### Problem requirements:
The records below hold pictures; please leave those out and retype the rest exactly.

Extracted data entries

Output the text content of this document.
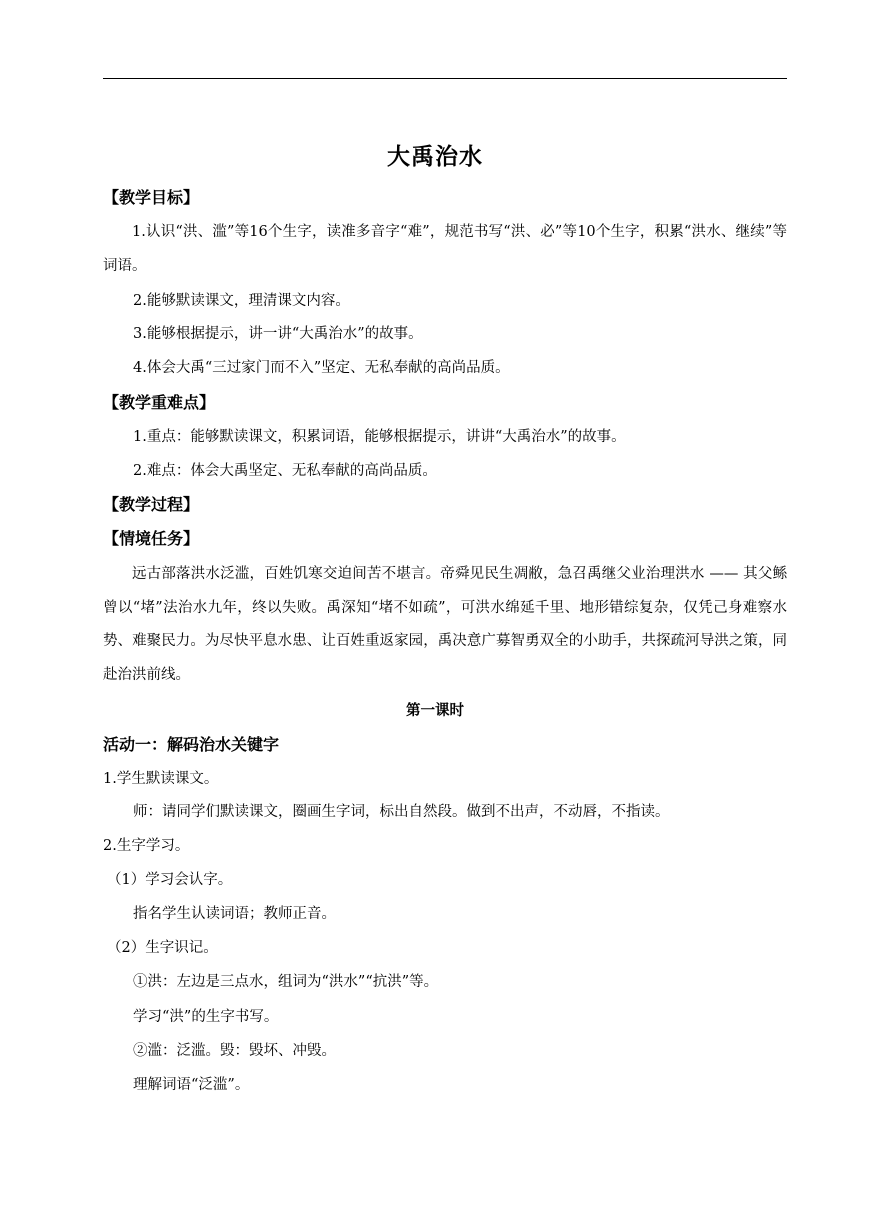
大禹治水
【教学目标】

1.认识“洪、滥”等16个生字，读准多音字“难”，规范书写“洪、必”等10个生字，积累“洪水、继续”等词语。

2.能够默读课文，理清课文内容。

3.能够根据提示，讲一讲“大禹治水”的故事。

4.体会大禹“三过家门而不入”坚定、无私奉献的高尚品质。

【教学重难点】

1.重点：能够默读课文，积累词语，能够根据提示，讲讲“大禹治水”的故事。

2.难点：体会大禹坚定、无私奉献的高尚品质。

【教学过程】
【情境任务】

远古部落洪水泛滥，百姓饥寒交迫间苦不堪言。帝舜见民生凋敝，急召禹继父业治理洪水 —— 其父鲧曾以“堵”法治水九年，终以失败。禹深知“堵不如疏”，可洪水绵延千里、地形错综复杂，仅凭己身难察水势、难聚民力。为尽快平息水患、让百姓重返家园，禹决意广募智勇双全的小助手，共探疏河导洪之策，同赴治洪前线。

第一课时
活动一：解码治水关键字

1.学生默读课文。

师：请同学们默读课文，圈画生字词，标出自然段。做到不出声，不动唇，不指读。

2.生字学习。

（1）学习会认字。

指名学生认读词语；教师正音。

（2）生字识记。

①洪：左边是三点水，组词为“洪水”“抗洪”等。

学习“洪”的生字书写。

②滥：泛滥。毁：毁坏、冲毁。

理解词语“泛滥”。
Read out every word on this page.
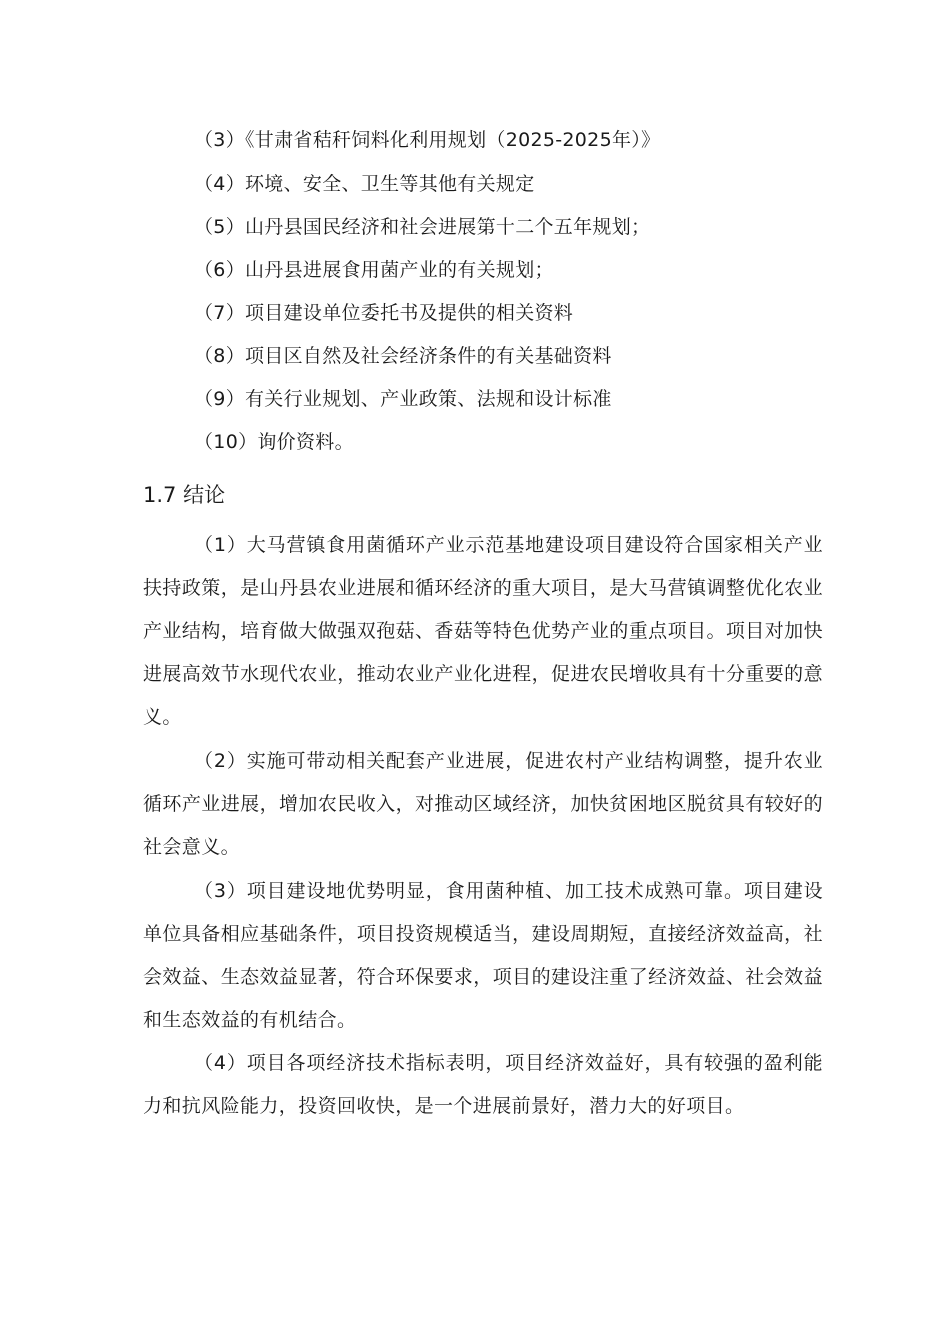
（3）《甘肃省秸秆饲料化利用规划（2025-2025年）》
（4）环境、安全、卫生等其他有关规定
（5）山丹县国民经济和社会进展第十二个五年规划；
（6）山丹县进展食用菌产业的有关规划；
（7）项目建设单位委托书及提供的相关资料
（8）项目区自然及社会经济条件的有关基础资料
（9）有关行业规划、产业政策、法规和设计标准
（10）询价资料。
1.7 结论

（1）大马营镇食用菌循环产业示范基地建设项目建设符合国家相关产业扶持政策，是山丹县农业进展和循环经济的重大项目，是大马营镇调整优化农业产业结构，培育做大做强双孢菇、香菇等特色优势产业的重点项目。项目对加快进展高效节水现代农业，推动农业产业化进程，促进农民增收具有十分重要的意义。

（2）实施可带动相关配套产业进展，促进农村产业结构调整，提升农业循环产业进展，增加农民收入，对推动区域经济，加快贫困地区脱贫具有较好的社会意义。

（3）项目建设地优势明显，食用菌种植、加工技术成熟可靠。项目建设单位具备相应基础条件，项目投资规模适当，建设周期短，直接经济效益高，社会效益、生态效益显著，符合环保要求，项目的建设注重了经济效益、社会效益和生态效益的有机结合。

（4）项目各项经济技术指标表明，项目经济效益好，具有较强的盈利能力和抗风险能力，投资回收快，是一个进展前景好，潜力大的好项目。
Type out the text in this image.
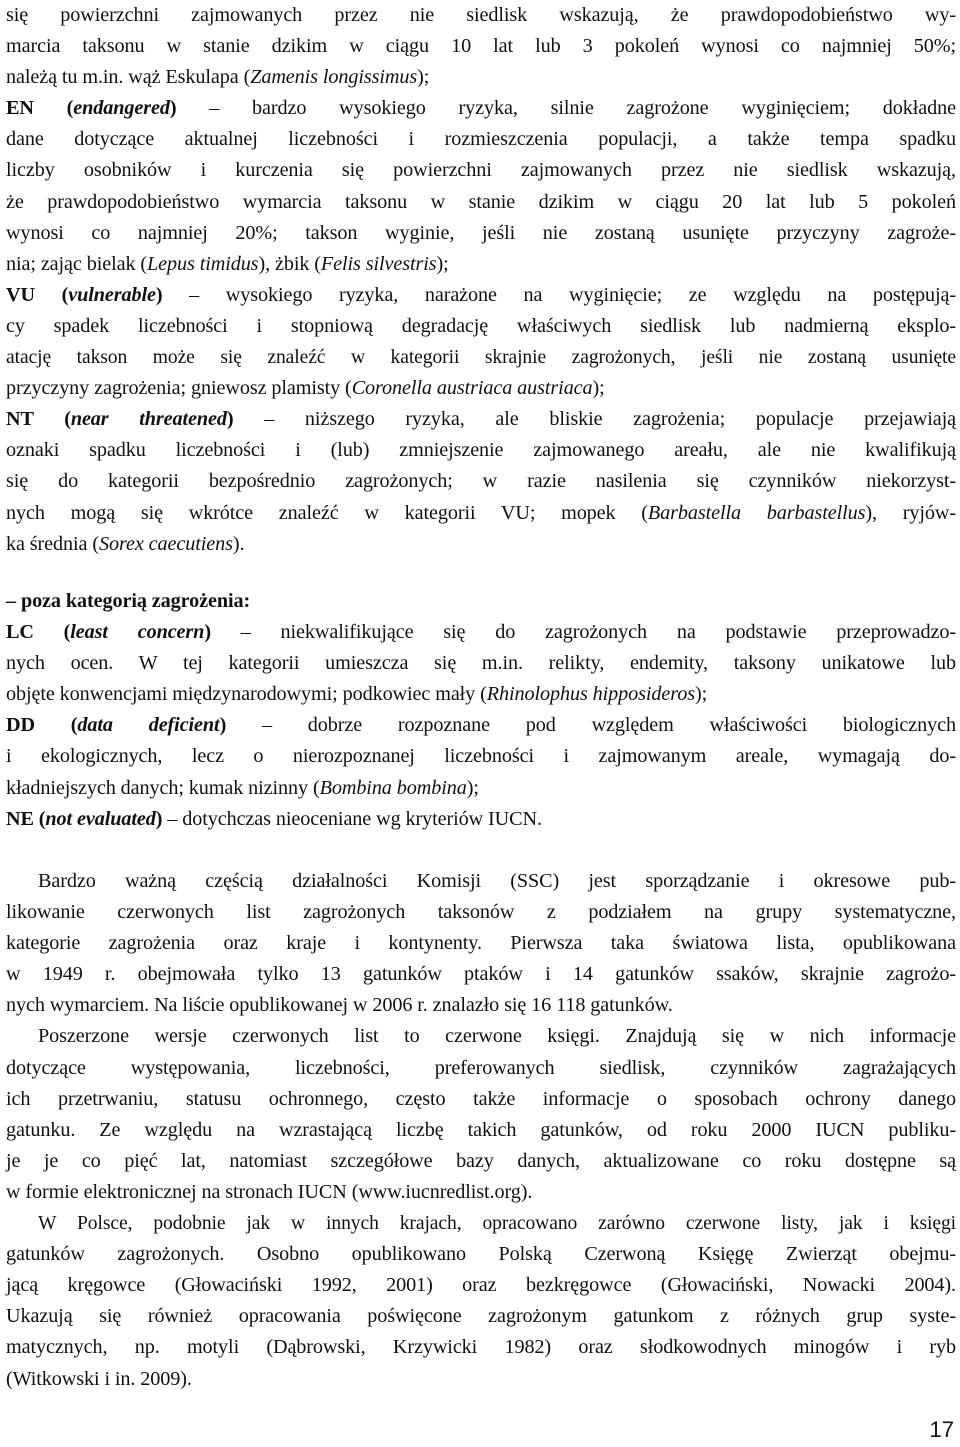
się powierzchni zajmowanych przez nie siedlisk wskazują, że prawdopodobieństwo wy-
marcia taksonu w stanie dzikim w ciągu 10 lat lub 3 pokoleń wynosi co najmniej 50%;
należą tu m.in. wąż Eskulapa (Zamenis longissimus);
EN (endangered) – bardzo wysokiego ryzyka, silnie zagrożone wyginięciem; dokładne
dane dotyczące aktualnej liczebności i rozmieszczenia populacji, a także tempa spadku
liczby osobników i kurczenia się powierzchni zajmowanych przez nie siedlisk wskazują,
że prawdopodobieństwo wymarcia taksonu w stanie dzikim w ciągu 20 lat lub 5 pokoleń
wynosi co najmniej 20%; takson wyginie, jeśli nie zostaną usunięte przyczyny zagroże-
nia; zając bielak (Lepus timidus), żbik (Felis silvestris);
VU (vulnerable) – wysokiego ryzyka, narażone na wyginięcie; ze względu na postępują-
cy spadek liczebności i stopniową degradację właściwych siedlisk lub nadmierną eksplo-
atację takson może się znaleźć w kategorii skrajnie zagrożonych, jeśli nie zostaną usunięte
przyczyny zagrożenia; gniewosz plamisty (Coronella austriaca austriaca);
NT (near threatened) – niższego ryzyka, ale bliskie zagrożenia; populacje przejawiają
oznaki spadku liczebności i (lub) zmniejszenie zajmowanego areału, ale nie kwalifikują
się do kategorii bezpośrednio zagrożonych; w razie nasilenia się czynników niekorzyst-
nych mogą się wkrótce znaleźć w kategorii VU; mopek (Barbastella barbastellus), ryjów-
ka średnia (Sorex caecutiens).
– poza kategorią zagrożenia:
LC (least concern) – niekwalifikujące się do zagrożonych na podstawie przeprowadzo-
nych ocen. W tej kategorii umieszcza się m.in. relikty, endemity, taksony unikatowe lub
objęte konwencjami międzynarodowymi; podkowiec mały (Rhinolophus hipposideros);
DD (data deficient) – dobrze rozpoznane pod względem właściwości biologicznych
i ekologicznych, lecz o nierozpoznanej liczebności i zajmowanym areale, wymagają do-
kładniejszych danych; kumak nizinny (Bombina bombina);
NE (not evaluated) – dotychczas nieoceniane wg kryteriów IUCN.
Bardzo ważną częścią działalności Komisji (SSC) jest sporządzanie i okresowe pub-
likowanie czerwonych list zagrożonych taksonów z podziałem na grupy systematyczne,
kategorie zagrożenia oraz kraje i kontynenty. Pierwsza taka światowa lista, opublikowana
w 1949 r. obejmowała tylko 13 gatunków ptaków i 14 gatunków ssaków, skrajnie zagrożo-
nych wymarciem. Na liście opublikowanej w 2006 r. znalazło się 16 118 gatunków.
Poszerzone wersje czerwonych list to czerwone księgi. Znajdują się w nich informacje
dotyczące występowania, liczebności, preferowanych siedlisk, czynników zagrażających
ich przetrwaniu, statusu ochronnego, często także informacje o sposobach ochrony danego
gatunku. Ze względu na wzrastającą liczbę takich gatunków, od roku 2000 IUCN publiku-
je je co pięć lat, natomiast szczegółowe bazy danych, aktualizowane co roku dostępne są
w formie elektronicznej na stronach IUCN (www.iucnredlist.org).
W Polsce, podobnie jak w innych krajach, opracowano zarówno czerwone listy, jak i księgi
gatunków zagrożonych. Osobno opublikowano Polską Czerwoną Księgę Zwierząt obejmu-
jącą kręgowce (Głowaciński 1992, 2001) oraz bezkręgowce (Głowaciński, Nowacki 2004).
Ukazują się również opracowania poświęcone zagrożonym gatunkom z różnych grup syste-
matycznych, np. motyli (Dąbrowski, Krzywicki 1982) oraz słodkowodnych minogów i ryb
(Witkowski i in. 2009).
17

### Written response:
Output the text content of this document.
大禹治水
【教学目标】

1.认识“洪、滥”等16个生字，读准多音字“难”，规范书写“洪、必”等10个生字，积累“洪水、继续”等词语。

2.能够默读课文，理清课文内容。

3.能够根据提示，讲一讲“大禹治水”的故事。

4.体会大禹“三过家门而不入”坚定、无私奉献的高尚品质。

【教学重难点】

1.重点：能够默读课文，积累词语，能够根据提示，讲讲“大禹治水”的故事。

2.难点：体会大禹坚定、无私奉献的高尚品质。

【教学过程】
【情境任务】

远古部落洪水泛滥，百姓饥寒交迫间苦不堪言。帝舜见民生凋敝，急召禹继父业治理洪水 —— 其父鲧曾以“堵”法治水九年，终以失败。禹深知“堵不如疏”，可洪水绵延千里、地形错综复杂，仅凭己身难察水势、难聚民力。为尽快平息水患、让百姓重返家园，禹决意广募智勇双全的小助手，共探疏河导洪之策，同赴治洪前线。

第一课时
活动一：解码治水关键字

1.学生默读课文。

师：请同学们默读课文，圈画生字词，标出自然段。做到不出声，不动唇，不指读。

2.生字学习。

（1）学习会认字。

指名学生认读词语；教师正音。

（2）生字识记。

①洪：左边是三点水，组词为“洪水”“抗洪”等。

学习“洪”的生字书写。

②滥：泛滥。毁：毁坏、冲毁。

理解词语“泛滥”。
Read out every word on this page.
（3）《甘肃省秸秆饲料化利用规划（2025-2025年）》
（4）环境、安全、卫生等其他有关规定
（5）山丹县国民经济和社会进展第十二个五年规划；
（6）山丹县进展食用菌产业的有关规划；
（7）项目建设单位委托书及提供的相关资料
（8）项目区自然及社会经济条件的有关基础资料
（9）有关行业规划、产业政策、法规和设计标准
（10）询价资料。
1.7 结论

（1）大马营镇食用菌循环产业示范基地建设项目建设符合国家相关产业扶持政策，是山丹县农业进展和循环经济的重大项目，是大马营镇调整优化农业产业结构，培育做大做强双孢菇、香菇等特色优势产业的重点项目。项目对加快进展高效节水现代农业，推动农业产业化进程，促进农民增收具有十分重要的意义。

（2）实施可带动相关配套产业进展，促进农村产业结构调整，提升农业循环产业进展，增加农民收入，对推动区域经济，加快贫困地区脱贫具有较好的社会意义。

（3）项目建设地优势明显，食用菌种植、加工技术成熟可靠。项目建设单位具备相应基础条件，项目投资规模适当，建设周期短，直接经济效益高，社会效益、生态效益显著，符合环保要求，项目的建设注重了经济效益、社会效益和生态效益的有机结合。

（4）项目各项经济技术指标表明，项目经济效益好，具有较强的盈利能力和抗风险能力，投资回收快，是一个进展前景好，潜力大的好项目。
Type out the text in this image.
się powierzchni zajmowanych przez nie siedlisk wskazują, że prawdopodobieństwo wy-
marcia taksonu w stanie dzikim w ciągu 10 lat lub 3 pokoleń wynosi co najmniej 50%;
należą tu m.in. wąż Eskulapa (Zamenis longissimus);
EN (endangered) – bardzo wysokiego ryzyka, silnie zagrożone wyginięciem; dokładne
dane dotyczące aktualnej liczebności i rozmieszczenia populacji, a także tempa spadku
liczby osobników i kurczenia się powierzchni zajmowanych przez nie siedlisk wskazują,
że prawdopodobieństwo wymarcia taksonu w stanie dzikim w ciągu 20 lat lub 5 pokoleń
wynosi co najmniej 20%; takson wyginie, jeśli nie zostaną usunięte przyczyny zagroże-
nia; zając bielak (Lepus timidus), żbik (Felis silvestris);
VU (vulnerable) – wysokiego ryzyka, narażone na wyginięcie; ze względu na postępują-
cy spadek liczebności i stopniową degradację właściwych siedlisk lub nadmierną eksplo-
atację takson może się znaleźć w kategorii skrajnie zagrożonych, jeśli nie zostaną usunięte
przyczyny zagrożenia; gniewosz plamisty (Coronella austriaca austriaca);
NT (near threatened) – niższego ryzyka, ale bliskie zagrożenia; populacje przejawiają
oznaki spadku liczebności i (lub) zmniejszenie zajmowanego areału, ale nie kwalifikują
się do kategorii bezpośrednio zagrożonych; w razie nasilenia się czynników niekorzyst-
nych mogą się wkrótce znaleźć w kategorii VU; mopek (Barbastella barbastellus), ryjów-
ka średnia (Sorex caecutiens).
– poza kategorią zagrożenia:
LC (least concern) – niekwalifikujące się do zagrożonych na podstawie przeprowadzo-
nych ocen. W tej kategorii umieszcza się m.in. relikty, endemity, taksony unikatowe lub
objęte konwencjami międzynarodowymi; podkowiec mały (Rhinolophus hipposideros);
DD (data deficient) – dobrze rozpoznane pod względem właściwości biologicznych
i ekologicznych, lecz o nierozpoznanej liczebności i zajmowanym areale, wymagają do-
kładniejszych danych; kumak nizinny (Bombina bombina);
NE (not evaluated) – dotychczas nieoceniane wg kryteriów IUCN.
Bardzo ważną częścią działalności Komisji (SSC) jest sporządzanie i okresowe pub-
likowanie czerwonych list zagrożonych taksonów z podziałem na grupy systematyczne,
kategorie zagrożenia oraz kraje i kontynenty. Pierwsza taka światowa lista, opublikowana
w 1949 r. obejmowała tylko 13 gatunków ptaków i 14 gatunków ssaków, skrajnie zagrożo-
nych wymarciem. Na liście opublikowanej w 2006 r. znalazło się 16 118 gatunków.
Poszerzone wersje czerwonych list to czerwone księgi. Znajdują się w nich informacje
dotyczące występowania, liczebności, preferowanych siedlisk, czynników zagrażających
ich przetrwaniu, statusu ochronnego, często także informacje o sposobach ochrony danego
gatunku. Ze względu na wzrastającą liczbę takich gatunków, od roku 2000 IUCN publiku-
je je co pięć lat, natomiast szczegółowe bazy danych, aktualizowane co roku dostępne są
w formie elektronicznej na stronach IUCN (www.iucnredlist.org).
W Polsce, podobnie jak w innych krajach, opracowano zarówno czerwone listy, jak i księgi
gatunków zagrożonych. Osobno opublikowano Polską Czerwoną Księgę Zwierząt obejmu-
jącą kręgowce (Głowaciński 1992, 2001) oraz bezkręgowce (Głowaciński, Nowacki 2004).
Ukazują się również opracowania poświęcone zagrożonym gatunkom z różnych grup syste-
matycznych, np. motyli (Dąbrowski, Krzywicki 1982) oraz słodkowodnych minogów i ryb
(Witkowski i in. 2009).
17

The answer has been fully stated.